Required task: Reproduce all the lines below exactly and omit the images.

Data excerpts:
++++++++++++++++++++

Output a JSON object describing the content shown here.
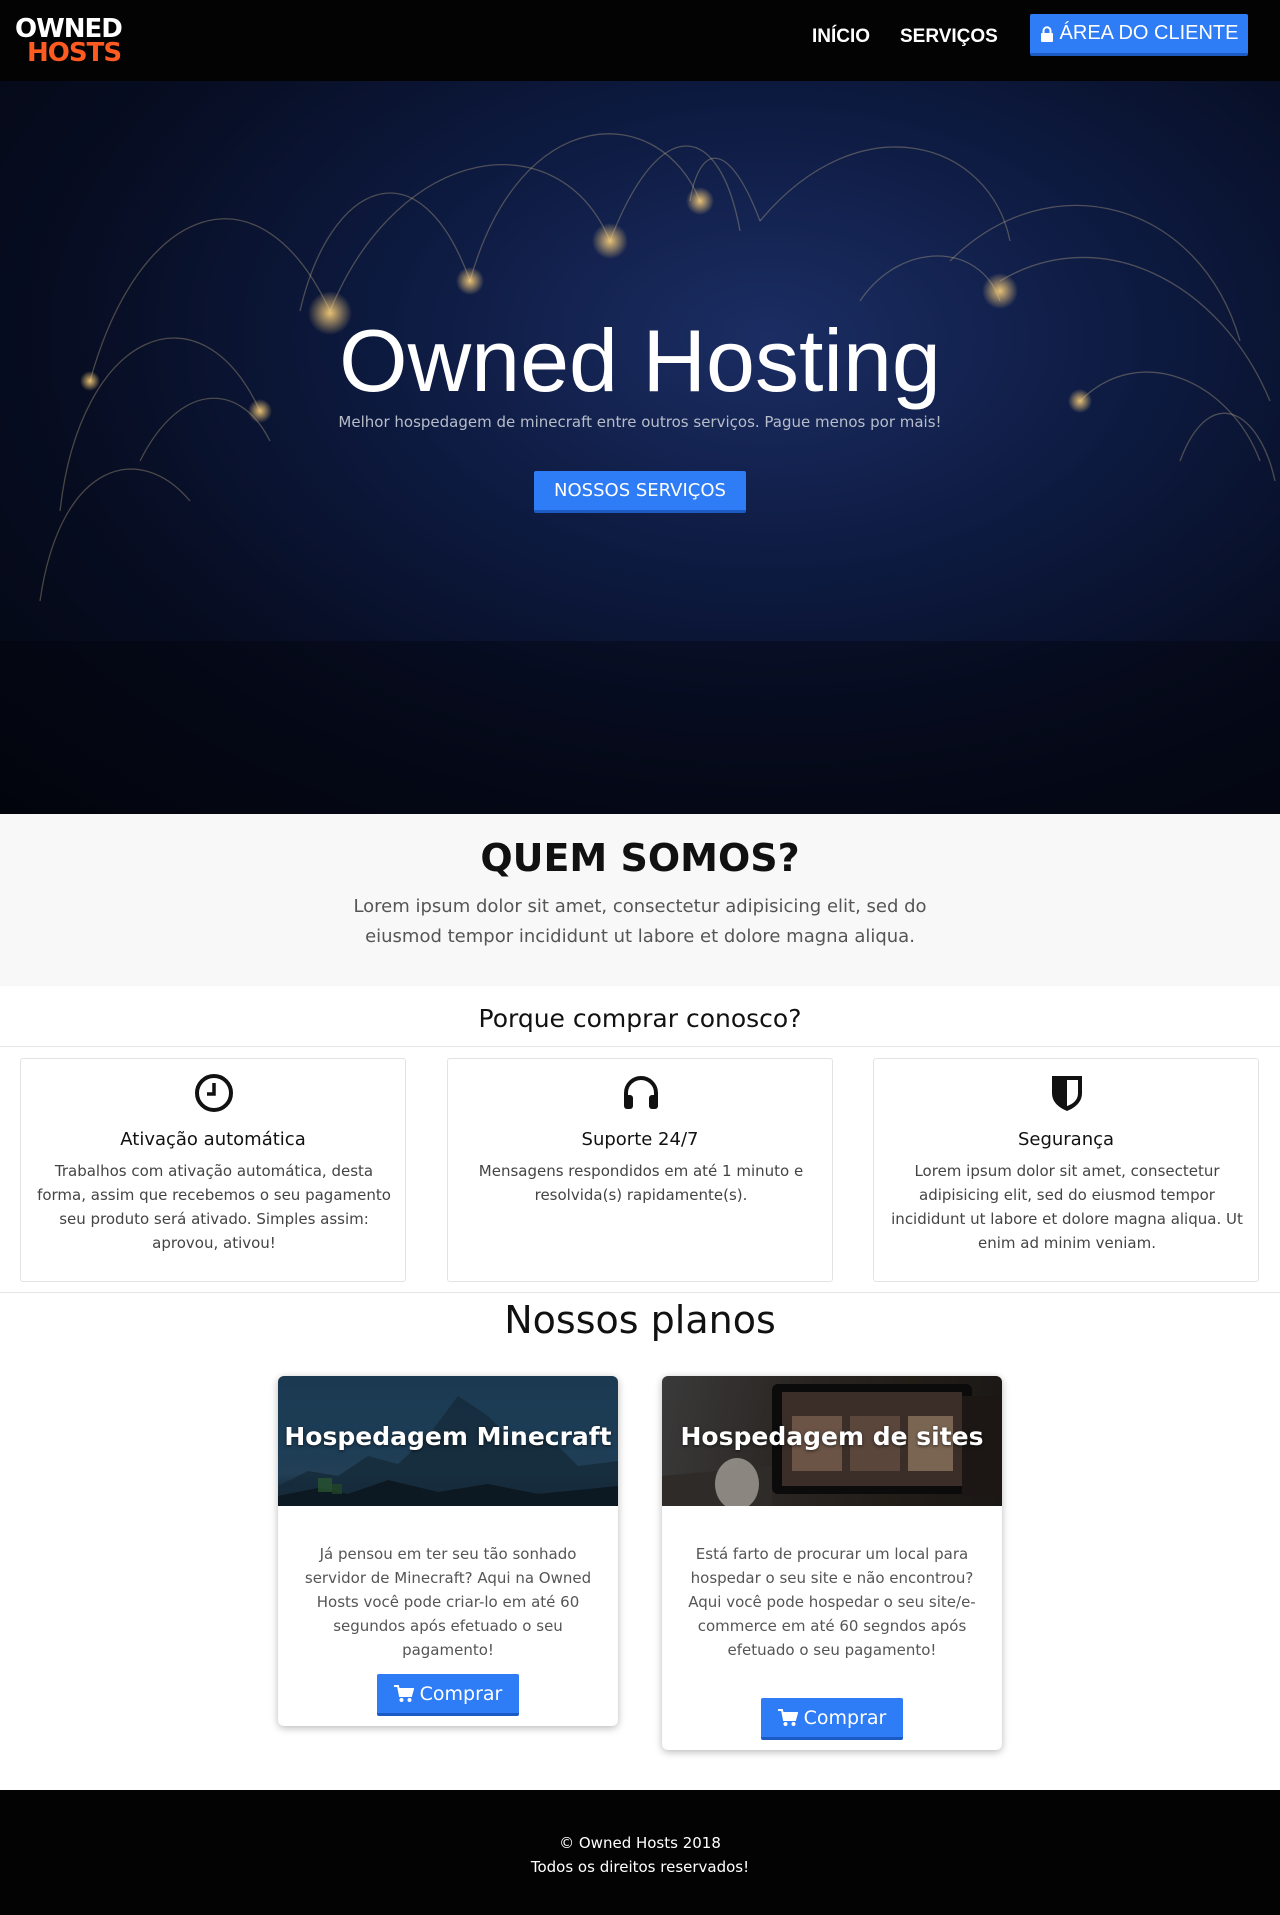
{
  "brand": {
    "logo_line1": "OWNED",
    "logo_line2": "HOSTS"
  },
  "nav": {
    "home": "INÍCIO",
    "services": "SERVIÇOS",
    "client_area": "ÁREA DO CLIENTE"
  },
  "hero": {
    "title": "Owned Hosting",
    "subtitle": "Melhor hospedagem de minecraft entre outros serviços. Pague menos por mais!",
    "button": "NOSSOS SERVIÇOS"
  },
  "about": {
    "title": "QUEM SOMOS?",
    "text": "Lorem ipsum dolor sit amet, consectetur adipisicing elit, sed do eiusmod tempor incididunt ut labore et dolore magna aliqua."
  },
  "why": {
    "title": "Porque comprar conosco?",
    "features": [
      {
        "icon": "clock-icon",
        "title": "Ativação automática",
        "text": "Trabalhos com ativação automática, desta forma, assim que recebemos o seu pagamento seu produto será ativado. Simples assim: aprovou, ativou!"
      },
      {
        "icon": "headphones-icon",
        "title": "Suporte 24/7",
        "text": "Mensagens respondidos em até 1 minuto e resolvida(s) rapidamente(s)."
      },
      {
        "icon": "shield-icon",
        "title": "Segurança",
        "text": "Lorem ipsum dolor sit amet, consectetur adipisicing elit, sed do eiusmod tempor incididunt ut labore et dolore magna aliqua. Ut enim ad minim veniam."
      }
    ]
  },
  "plans": {
    "title": "Nossos planos",
    "items": [
      {
        "title": "Hospedagem Minecraft",
        "text": "Já pensou em ter seu tão sonhado servidor de Minecraft? Aqui na Owned Hosts você pode criar-lo em até 60 segundos após efetuado o seu pagamento!",
        "button": "Comprar"
      },
      {
        "title": "Hospedagem de sites",
        "text": "Está farto de procurar um local para hospedar o seu site e não encontrou? Aqui você pode hospedar o seu site/e-commerce em até 60 segndos após efetuado o seu pagamento!",
        "button": "Comprar"
      }
    ]
  },
  "footer": {
    "copyright": "© Owned Hosts 2018",
    "rights": "Todos os direitos reservados!"
  },
  "colors": {
    "accent": "#2e7cf6",
    "logo_orange": "#ff5a1f",
    "navbar": "#030303",
    "footer": "#030303"
  }
}
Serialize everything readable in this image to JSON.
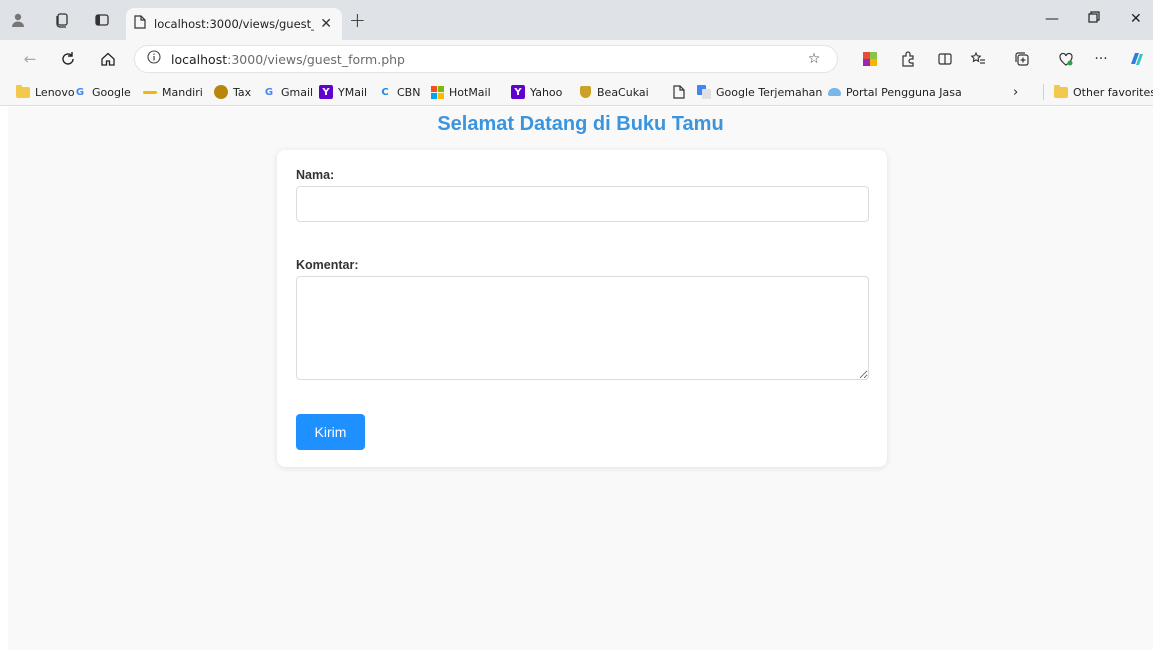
{
  "browser": {
    "tab": {
      "title": "localhost:3000/views/guest_form.php"
    },
    "address_bar": {
      "host": "localhost",
      "path": ":3000/views/guest_form.php"
    },
    "bookmarks": [
      {
        "label": "Lenovo",
        "icon": "folder-icon"
      },
      {
        "label": "Google",
        "icon": "google-icon"
      },
      {
        "label": "Mandiri",
        "icon": "mandiri-icon"
      },
      {
        "label": "Tax",
        "icon": "tax-icon"
      },
      {
        "label": "Gmail",
        "icon": "google-icon"
      },
      {
        "label": "YMail",
        "icon": "yahoo-icon"
      },
      {
        "label": "CBN",
        "icon": "cbn-icon"
      },
      {
        "label": "HotMail",
        "icon": "microsoft-icon"
      },
      {
        "label": "Yahoo",
        "icon": "yahoo-icon"
      },
      {
        "label": "BeaCukai",
        "icon": "beacukai-icon"
      },
      {
        "label": "",
        "icon": "page-icon"
      },
      {
        "label": "Google Terjemahan",
        "icon": "translate-icon"
      },
      {
        "label": "Portal Pengguna Jasa",
        "icon": "portal-icon"
      }
    ],
    "other_favorites": "Other favorites",
    "colors": {
      "chrome": "#dfe3e8",
      "toolbar": "#f7f7f7"
    }
  },
  "page": {
    "title": "Selamat Datang di Buku Tamu",
    "form": {
      "name_label": "Nama:",
      "name_value": "",
      "comment_label": "Komentar:",
      "comment_value": "",
      "submit_label": "Kirim"
    },
    "colors": {
      "title": "#3a95e0",
      "button": "#1e90ff",
      "background": "#f9f9f9"
    }
  }
}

++++++++++++++++++++

Full answer:
Output a JSON object describing the content shown here.
{
  "brand": {
    "logo_line1": "OWNED",
    "logo_line2": "HOSTS"
  },
  "nav": {
    "home": "INÍCIO",
    "services": "SERVIÇOS",
    "client_area": "ÁREA DO CLIENTE"
  },
  "hero": {
    "title": "Owned Hosting",
    "subtitle": "Melhor hospedagem de minecraft entre outros serviços. Pague menos por mais!",
    "button": "NOSSOS SERVIÇOS"
  },
  "about": {
    "title": "QUEM SOMOS?",
    "text": "Lorem ipsum dolor sit amet, consectetur adipisicing elit, sed do eiusmod tempor incididunt ut labore et dolore magna aliqua."
  },
  "why": {
    "title": "Porque comprar conosco?",
    "features": [
      {
        "icon": "clock-icon",
        "title": "Ativação automática",
        "text": "Trabalhos com ativação automática, desta forma, assim que recebemos o seu pagamento seu produto será ativado. Simples assim: aprovou, ativou!"
      },
      {
        "icon": "headphones-icon",
        "title": "Suporte 24/7",
        "text": "Mensagens respondidos em até 1 minuto e resolvida(s) rapidamente(s)."
      },
      {
        "icon": "shield-icon",
        "title": "Segurança",
        "text": "Lorem ipsum dolor sit amet, consectetur adipisicing elit, sed do eiusmod tempor incididunt ut labore et dolore magna aliqua. Ut enim ad minim veniam."
      }
    ]
  },
  "plans": {
    "title": "Nossos planos",
    "items": [
      {
        "title": "Hospedagem Minecraft",
        "text": "Já pensou em ter seu tão sonhado servidor de Minecraft? Aqui na Owned Hosts você pode criar-lo em até 60 segundos após efetuado o seu pagamento!",
        "button": "Comprar"
      },
      {
        "title": "Hospedagem de sites",
        "text": "Está farto de procurar um local para hospedar o seu site e não encontrou? Aqui você pode hospedar o seu site/e-commerce em até 60 segndos após efetuado o seu pagamento!",
        "button": "Comprar"
      }
    ]
  },
  "footer": {
    "copyright": "© Owned Hosts 2018",
    "rights": "Todos os direitos reservados!"
  },
  "colors": {
    "accent": "#2e7cf6",
    "logo_orange": "#ff5a1f",
    "navbar": "#030303",
    "footer": "#030303"
  }
}
Serialize everything readable in this image to JSON.
{
  "browser": {
    "tab": {
      "title": "localhost:3000/views/guest_form.php"
    },
    "address_bar": {
      "host": "localhost",
      "path": ":3000/views/guest_form.php"
    },
    "bookmarks": [
      {
        "label": "Lenovo",
        "icon": "folder-icon"
      },
      {
        "label": "Google",
        "icon": "google-icon"
      },
      {
        "label": "Mandiri",
        "icon": "mandiri-icon"
      },
      {
        "label": "Tax",
        "icon": "tax-icon"
      },
      {
        "label": "Gmail",
        "icon": "google-icon"
      },
      {
        "label": "YMail",
        "icon": "yahoo-icon"
      },
      {
        "label": "CBN",
        "icon": "cbn-icon"
      },
      {
        "label": "HotMail",
        "icon": "microsoft-icon"
      },
      {
        "label": "Yahoo",
        "icon": "yahoo-icon"
      },
      {
        "label": "BeaCukai",
        "icon": "beacukai-icon"
      },
      {
        "label": "",
        "icon": "page-icon"
      },
      {
        "label": "Google Terjemahan",
        "icon": "translate-icon"
      },
      {
        "label": "Portal Pengguna Jasa",
        "icon": "portal-icon"
      }
    ],
    "other_favorites": "Other favorites",
    "colors": {
      "chrome": "#dfe3e8",
      "toolbar": "#f7f7f7"
    }
  },
  "page": {
    "title": "Selamat Datang di Buku Tamu",
    "form": {
      "name_label": "Nama:",
      "name_value": "",
      "comment_label": "Komentar:",
      "comment_value": "",
      "submit_label": "Kirim"
    },
    "colors": {
      "title": "#3a95e0",
      "button": "#1e90ff",
      "background": "#f9f9f9"
    }
  }
}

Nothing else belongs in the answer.